# [YOUR TASK]
Copy each line of the records that holds the string "Significant".
___ EXERCISE DATA ___
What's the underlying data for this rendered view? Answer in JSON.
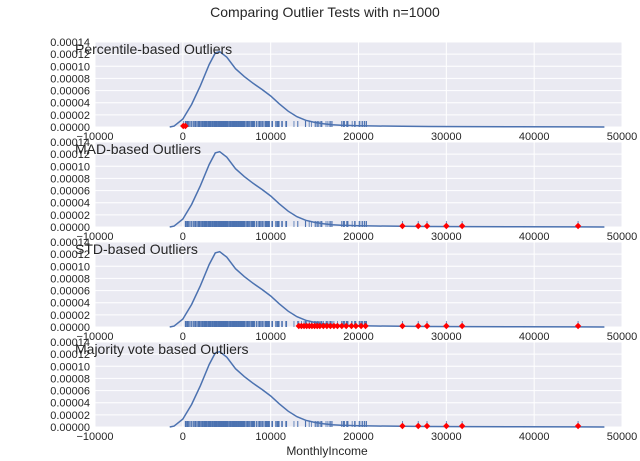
{
  "figure": {
    "suptitle": "Comparing Outlier Tests with n=1000",
    "xlabel": "MonthlyIncome"
  },
  "colors": {
    "background": "#ffffff",
    "panel": "#eaeaf2",
    "grid": "#ffffff",
    "kde_line": "#4c72b0",
    "rug": "#4c72b0",
    "outlier_marker": "#ff0000",
    "text": "#262626"
  },
  "chart_data": [
    {
      "type": "line",
      "title": "Percentile-based Outliers",
      "xlim": [
        -10000,
        50000
      ],
      "ylim": [
        0,
        0.00014
      ],
      "xticks": [
        -10000,
        0,
        10000,
        20000,
        30000,
        40000,
        50000
      ],
      "yticks": [
        0,
        2e-05,
        4e-05,
        6e-05,
        8e-05,
        0.0001,
        0.00012,
        0.00014
      ],
      "xtick_labels": [
        "−10000",
        "0",
        "10000",
        "20000",
        "30000",
        "40000",
        "50000"
      ],
      "ytick_labels": [
        "0.00000",
        "0.00002",
        "0.00004",
        "0.00006",
        "0.00008",
        "0.00010",
        "0.00012",
        "0.00014"
      ],
      "grid": true,
      "kde": {
        "x": [
          -1500,
          -1000,
          0,
          1000,
          2000,
          3000,
          3700,
          4200,
          5000,
          6000,
          7000,
          8000,
          9000,
          10000,
          11000,
          12000,
          13000,
          14000,
          15000,
          16000,
          17000,
          18000,
          20000,
          22000,
          25000,
          28000,
          32000,
          38000,
          45000,
          48000
        ],
        "y": [
          0,
          1.5e-06,
          1.3e-05,
          3.7e-05,
          6.8e-05,
          0.000103,
          0.000122,
          0.000124,
          0.000115,
          9.6e-05,
          8.3e-05,
          7.2e-05,
          6.2e-05,
          5.1e-05,
          3.8e-05,
          2.6e-05,
          1.7e-05,
          1.1e-05,
          7.5e-06,
          5.2e-06,
          3.8e-06,
          3e-06,
          2.2e-06,
          1.6e-06,
          1.2e-06,
          9e-07,
          7e-07,
          4e-07,
          2e-07,
          0
        ]
      },
      "outliers": [
        50,
        300
      ]
    },
    {
      "type": "line",
      "title": "MAD-based Outliers",
      "xlim": [
        -10000,
        50000
      ],
      "ylim": [
        0,
        0.00014
      ],
      "xticks": [
        -10000,
        0,
        10000,
        20000,
        30000,
        40000,
        50000
      ],
      "yticks": [
        0,
        2e-05,
        4e-05,
        6e-05,
        8e-05,
        0.0001,
        0.00012,
        0.00014
      ],
      "xtick_labels": [
        "−10000",
        "0",
        "10000",
        "20000",
        "30000",
        "40000",
        "50000"
      ],
      "ytick_labels": [
        "0.00000",
        "0.00002",
        "0.00004",
        "0.00006",
        "0.00008",
        "0.00010",
        "0.00012",
        "0.00014"
      ],
      "grid": true,
      "kde": {
        "x": [
          -1500,
          -1000,
          0,
          1000,
          2000,
          3000,
          3700,
          4200,
          5000,
          6000,
          7000,
          8000,
          9000,
          10000,
          11000,
          12000,
          13000,
          14000,
          15000,
          16000,
          17000,
          18000,
          20000,
          22000,
          25000,
          28000,
          32000,
          38000,
          45000,
          48000
        ],
        "y": [
          0,
          1.5e-06,
          1.3e-05,
          3.7e-05,
          6.8e-05,
          0.000103,
          0.000122,
          0.000124,
          0.000115,
          9.6e-05,
          8.3e-05,
          7.2e-05,
          6.2e-05,
          5.1e-05,
          3.8e-05,
          2.6e-05,
          1.7e-05,
          1.1e-05,
          7.5e-06,
          5.2e-06,
          3.8e-06,
          3e-06,
          2.2e-06,
          1.6e-06,
          1.2e-06,
          9e-07,
          7e-07,
          4e-07,
          2e-07,
          0
        ]
      },
      "outliers": [
        25000,
        26800,
        27800,
        30000,
        31800,
        45000
      ]
    },
    {
      "type": "line",
      "title": "STD-based Outliers",
      "xlim": [
        -10000,
        50000
      ],
      "ylim": [
        0,
        0.00014
      ],
      "xticks": [
        -10000,
        0,
        10000,
        20000,
        30000,
        40000,
        50000
      ],
      "yticks": [
        0,
        2e-05,
        4e-05,
        6e-05,
        8e-05,
        0.0001,
        0.00012,
        0.00014
      ],
      "xtick_labels": [
        "−10000",
        "0",
        "10000",
        "20000",
        "30000",
        "40000",
        "50000"
      ],
      "ytick_labels": [
        "0.00000",
        "0.00002",
        "0.00004",
        "0.00006",
        "0.00008",
        "0.00010",
        "0.00012",
        "0.00014"
      ],
      "grid": true,
      "kde": {
        "x": [
          -1500,
          -1000,
          0,
          1000,
          2000,
          3000,
          3700,
          4200,
          5000,
          6000,
          7000,
          8000,
          9000,
          10000,
          11000,
          12000,
          13000,
          14000,
          15000,
          16000,
          17000,
          18000,
          20000,
          22000,
          25000,
          28000,
          32000,
          38000,
          45000,
          48000
        ],
        "y": [
          0,
          1.5e-06,
          1.3e-05,
          3.7e-05,
          6.8e-05,
          0.000103,
          0.000122,
          0.000124,
          0.000115,
          9.6e-05,
          8.3e-05,
          7.2e-05,
          6.2e-05,
          5.1e-05,
          3.8e-05,
          2.6e-05,
          1.7e-05,
          1.1e-05,
          7.5e-06,
          5.2e-06,
          3.8e-06,
          3e-06,
          2.2e-06,
          1.6e-06,
          1.2e-06,
          9e-07,
          7e-07,
          4e-07,
          2e-07,
          0
        ]
      },
      "outliers": [
        13200,
        13500,
        13800,
        14100,
        14400,
        14700,
        15000,
        15300,
        15600,
        16000,
        16400,
        16800,
        17200,
        17600,
        18100,
        18600,
        19200,
        19700,
        20300,
        20800,
        25000,
        26800,
        27800,
        30000,
        31800,
        45000
      ]
    },
    {
      "type": "line",
      "title": "Majority vote based Outliers",
      "xlim": [
        -10000,
        50000
      ],
      "ylim": [
        0,
        0.00014
      ],
      "xticks": [
        -10000,
        0,
        10000,
        20000,
        30000,
        40000,
        50000
      ],
      "yticks": [
        0,
        2e-05,
        4e-05,
        6e-05,
        8e-05,
        0.0001,
        0.00012,
        0.00014
      ],
      "xtick_labels": [
        "−10000",
        "0",
        "10000",
        "20000",
        "30000",
        "40000",
        "50000"
      ],
      "ytick_labels": [
        "0.00000",
        "0.00002",
        "0.00004",
        "0.00006",
        "0.00008",
        "0.00010",
        "0.00012",
        "0.00014"
      ],
      "grid": true,
      "kde": {
        "x": [
          -1500,
          -1000,
          0,
          1000,
          2000,
          3000,
          3700,
          4200,
          5000,
          6000,
          7000,
          8000,
          9000,
          10000,
          11000,
          12000,
          13000,
          14000,
          15000,
          16000,
          17000,
          18000,
          20000,
          22000,
          25000,
          28000,
          32000,
          38000,
          45000,
          48000
        ],
        "y": [
          0,
          1.5e-06,
          1.3e-05,
          3.7e-05,
          6.8e-05,
          0.000103,
          0.000122,
          0.000124,
          0.000115,
          9.6e-05,
          8.3e-05,
          7.2e-05,
          6.2e-05,
          5.1e-05,
          3.8e-05,
          2.6e-05,
          1.7e-05,
          1.1e-05,
          7.5e-06,
          5.2e-06,
          3.8e-06,
          3e-06,
          2.2e-06,
          1.6e-06,
          1.2e-06,
          9e-07,
          7e-07,
          4e-07,
          2e-07,
          0
        ]
      },
      "outliers": [
        25000,
        26800,
        27800,
        30000,
        31800,
        45000
      ]
    }
  ]
}
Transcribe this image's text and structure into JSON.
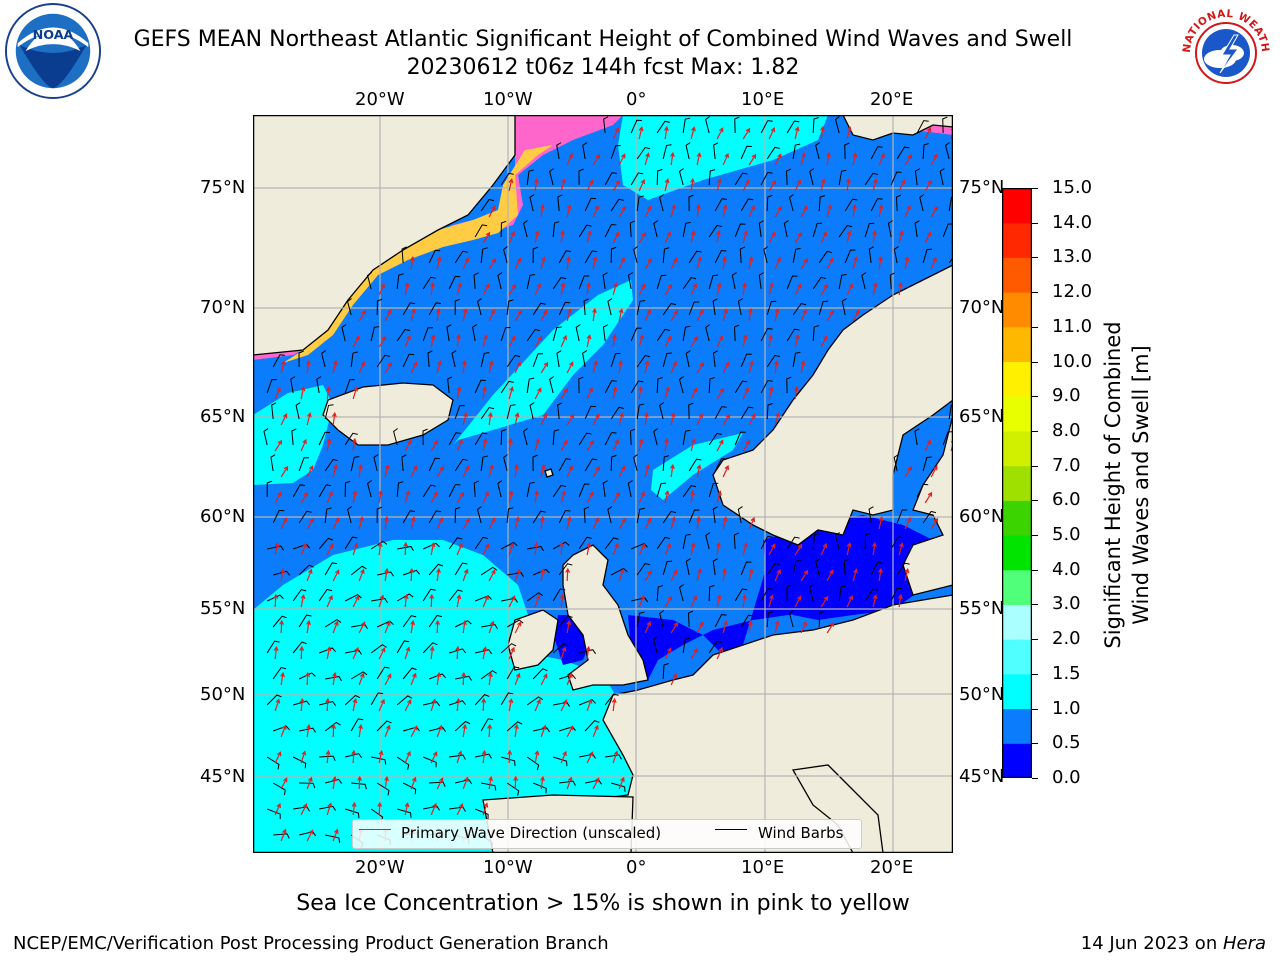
{
  "header": {
    "title_line1": "GEFS MEAN Northeast Atlantic Significant Height of Combined Wind Waves and Swell",
    "title_line2": "20230612 t06z 144h fcst   Max: 1.82"
  },
  "logos": {
    "left": {
      "icon": "noaa-logo-icon",
      "text": "NOAA"
    },
    "right": {
      "icon": "nws-logo-icon",
      "text": "NATIONAL WEATHER SERVICE"
    }
  },
  "map": {
    "lon_ticks": [
      "20°W",
      "10°W",
      "0°",
      "10°E",
      "20°E"
    ],
    "lat_ticks": [
      "75°N",
      "70°N",
      "65°N",
      "60°N",
      "55°N",
      "50°N",
      "45°N"
    ],
    "land_color": "#efecdc",
    "ocean_colors": {
      "0.0-0.5": "#0000ff",
      "0.5-1.0": "#0a7cfc",
      "1.0-1.5": "#00ffff",
      "sea_ice": "#ff66cc"
    }
  },
  "legend": {
    "wave_label": "Primary Wave Direction (unscaled)",
    "wave_color": "#e02020",
    "wind_label": "Wind Barbs",
    "wind_color": "#000000"
  },
  "colorbar": {
    "title_line1": "Significant Height of Combined",
    "title_line2": "Wind Waves and Swell [m]",
    "ticks": [
      "0.0",
      "0.5",
      "1.0",
      "1.5",
      "2.0",
      "3.0",
      "4.0",
      "5.0",
      "6.0",
      "7.0",
      "8.0",
      "9.0",
      "10.0",
      "11.0",
      "12.0",
      "13.0",
      "14.0",
      "15.0"
    ],
    "colors": [
      "#0000ff",
      "#0a7cfc",
      "#00ffff",
      "#50ffff",
      "#aaffff",
      "#50ff7a",
      "#00e400",
      "#3cd400",
      "#a0e000",
      "#d0f000",
      "#e8ff00",
      "#fff000",
      "#ffb800",
      "#ff8c00",
      "#ff5a00",
      "#ff2800",
      "#ff0000"
    ]
  },
  "footer": {
    "note": "Sea Ice Concentration > 15% is shown in pink to yellow",
    "left": "NCEP/EMC/Verification Post Processing Product Generation Branch",
    "right_prefix": "14 Jun 2023 on ",
    "right_host": "Hera"
  }
}
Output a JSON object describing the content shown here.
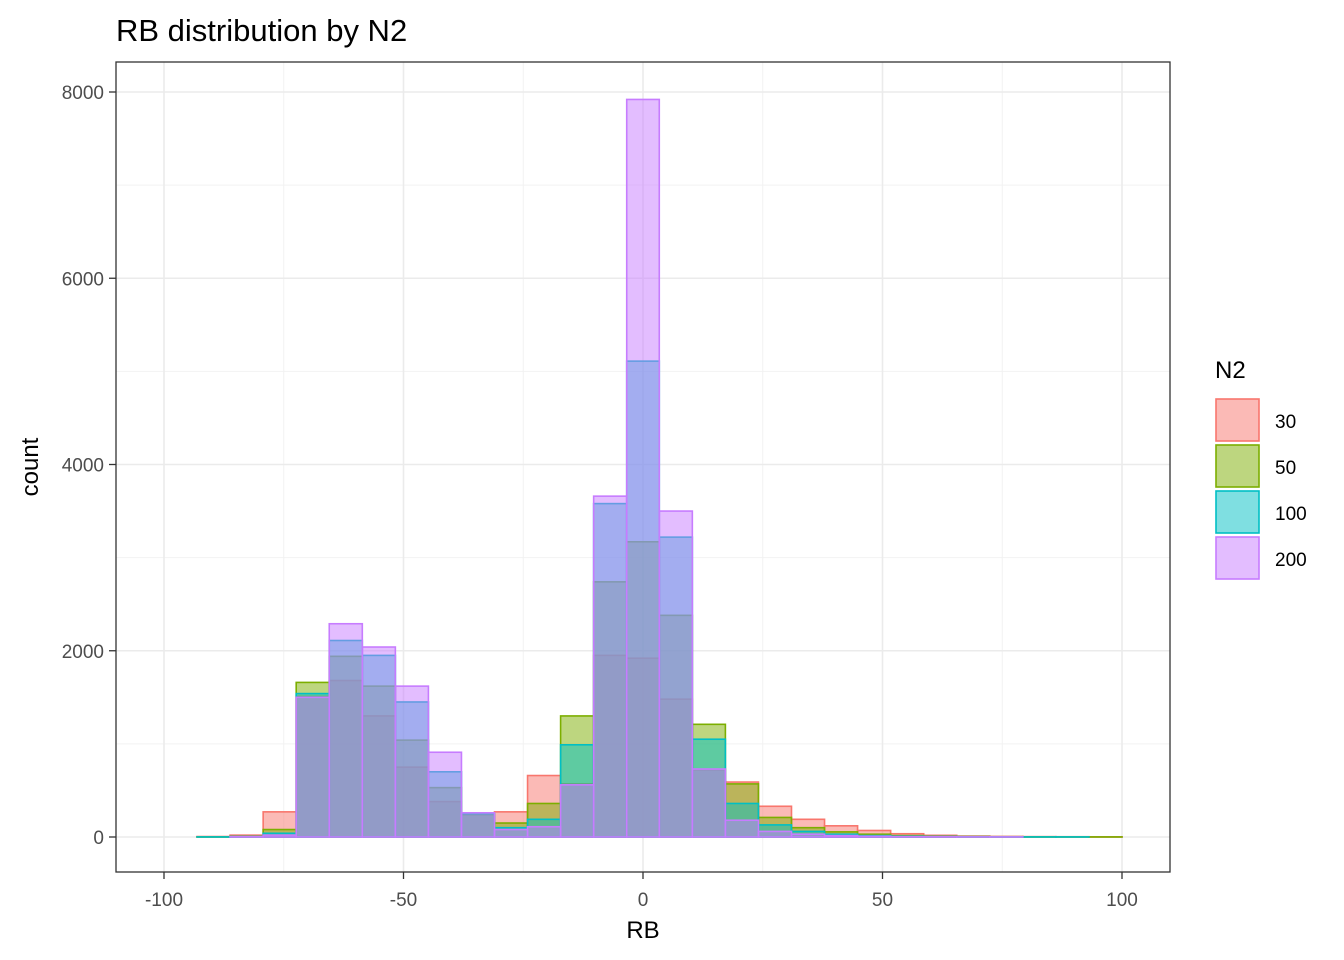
{
  "chart_data": {
    "type": "bar",
    "subtype": "overlaid histogram",
    "title": "RB distribution by N2",
    "xlabel": "RB",
    "ylabel": "count",
    "xlim": [
      -100,
      100
    ],
    "ylim": [
      0,
      8000
    ],
    "x_ticks": [
      -100,
      -50,
      0,
      50,
      100
    ],
    "y_ticks": [
      0,
      2000,
      4000,
      6000,
      8000
    ],
    "grid": true,
    "legend": {
      "title": "N2",
      "position": "right"
    },
    "bins": [
      [
        -100,
        -93.1
      ],
      [
        -93.1,
        -86.2
      ],
      [
        -86.2,
        -79.3
      ],
      [
        -79.3,
        -72.4
      ],
      [
        -72.4,
        -65.5
      ],
      [
        -65.5,
        -58.6
      ],
      [
        -58.6,
        -51.7
      ],
      [
        -51.7,
        -44.8
      ],
      [
        -44.8,
        -37.9
      ],
      [
        -37.9,
        -31.0
      ],
      [
        -31.0,
        -24.1
      ],
      [
        -24.1,
        -17.2
      ],
      [
        -17.2,
        -10.3
      ],
      [
        -10.3,
        -3.4
      ],
      [
        -3.4,
        3.4
      ],
      [
        3.4,
        10.3
      ],
      [
        10.3,
        17.2
      ],
      [
        17.2,
        24.1
      ],
      [
        24.1,
        31.0
      ],
      [
        31.0,
        37.9
      ],
      [
        37.9,
        44.8
      ],
      [
        44.8,
        51.7
      ],
      [
        51.7,
        58.6
      ],
      [
        58.6,
        65.5
      ],
      [
        65.5,
        72.4
      ],
      [
        72.4,
        79.3
      ],
      [
        79.3,
        86.2
      ],
      [
        86.2,
        93.1
      ],
      [
        93.1,
        100
      ]
    ],
    "series": [
      {
        "name": "30",
        "color": "#F8766D",
        "values": [
          0,
          5,
          20,
          270,
          1510,
          1680,
          1300,
          750,
          380,
          240,
          270,
          660,
          570,
          1950,
          1920,
          1480,
          720,
          590,
          330,
          190,
          120,
          70,
          35,
          18,
          10,
          6,
          4,
          3,
          2
        ]
      },
      {
        "name": "50",
        "color": "#7CAE00",
        "values": [
          0,
          2,
          8,
          80,
          1660,
          1940,
          1620,
          1040,
          530,
          240,
          150,
          360,
          1300,
          2740,
          3170,
          2380,
          1210,
          570,
          210,
          100,
          55,
          30,
          15,
          8,
          5,
          3,
          2,
          1,
          1
        ]
      },
      {
        "name": "100",
        "color": "#00BFC4",
        "values": [
          0,
          1,
          5,
          40,
          1540,
          2110,
          1950,
          1450,
          700,
          250,
          100,
          190,
          990,
          3580,
          5110,
          3220,
          1050,
          360,
          130,
          60,
          30,
          15,
          8,
          5,
          3,
          2,
          1,
          1,
          0
        ]
      },
      {
        "name": "200",
        "color": "#C77CFF",
        "values": [
          0,
          0,
          3,
          20,
          1500,
          2290,
          2040,
          1620,
          910,
          260,
          80,
          110,
          560,
          3660,
          7920,
          3500,
          730,
          180,
          60,
          30,
          15,
          8,
          4,
          2,
          1,
          1,
          0,
          0,
          0
        ]
      }
    ]
  }
}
___
# [CORRECT RESULT]
    "title_line1": "GEFS MEAN Northeast Atlantic Significant Height of Combined Wind Waves and Swell",
    "title_line1": "Significant Height of Combined",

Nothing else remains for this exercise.